▶
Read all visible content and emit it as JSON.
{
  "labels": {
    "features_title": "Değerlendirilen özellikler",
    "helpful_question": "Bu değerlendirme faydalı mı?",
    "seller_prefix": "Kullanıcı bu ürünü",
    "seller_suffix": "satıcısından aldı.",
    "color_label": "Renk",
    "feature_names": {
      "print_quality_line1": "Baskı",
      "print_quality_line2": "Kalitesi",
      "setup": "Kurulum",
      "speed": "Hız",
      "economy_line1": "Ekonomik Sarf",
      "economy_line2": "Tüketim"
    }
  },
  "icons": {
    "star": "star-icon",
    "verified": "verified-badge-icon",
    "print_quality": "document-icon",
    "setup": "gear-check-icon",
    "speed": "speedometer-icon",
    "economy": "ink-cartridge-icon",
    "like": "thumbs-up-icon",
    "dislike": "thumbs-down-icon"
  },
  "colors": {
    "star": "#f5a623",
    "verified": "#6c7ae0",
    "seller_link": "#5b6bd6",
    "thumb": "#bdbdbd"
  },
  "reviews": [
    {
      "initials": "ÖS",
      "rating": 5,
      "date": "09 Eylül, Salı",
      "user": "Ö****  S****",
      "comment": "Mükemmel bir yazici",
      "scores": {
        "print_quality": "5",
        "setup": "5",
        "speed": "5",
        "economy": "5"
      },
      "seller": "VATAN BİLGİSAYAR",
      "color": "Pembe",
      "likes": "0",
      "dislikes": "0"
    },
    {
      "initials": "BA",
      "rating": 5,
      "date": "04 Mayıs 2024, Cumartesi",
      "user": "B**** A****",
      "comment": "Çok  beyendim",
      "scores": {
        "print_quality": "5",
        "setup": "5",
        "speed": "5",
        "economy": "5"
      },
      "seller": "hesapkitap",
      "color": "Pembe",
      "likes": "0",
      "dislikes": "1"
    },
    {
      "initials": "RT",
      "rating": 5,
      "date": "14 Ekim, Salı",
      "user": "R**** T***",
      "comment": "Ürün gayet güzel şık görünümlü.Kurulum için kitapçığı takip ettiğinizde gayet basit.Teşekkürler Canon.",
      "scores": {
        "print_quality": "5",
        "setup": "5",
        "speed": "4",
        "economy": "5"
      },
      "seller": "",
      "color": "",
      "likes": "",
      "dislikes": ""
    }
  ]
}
◀
--- TO BE DONE ---
In the records above, how many lines include "Kurulum"? Give that number and nothing more.

--- REPLY TO THE EXERCISE ---
2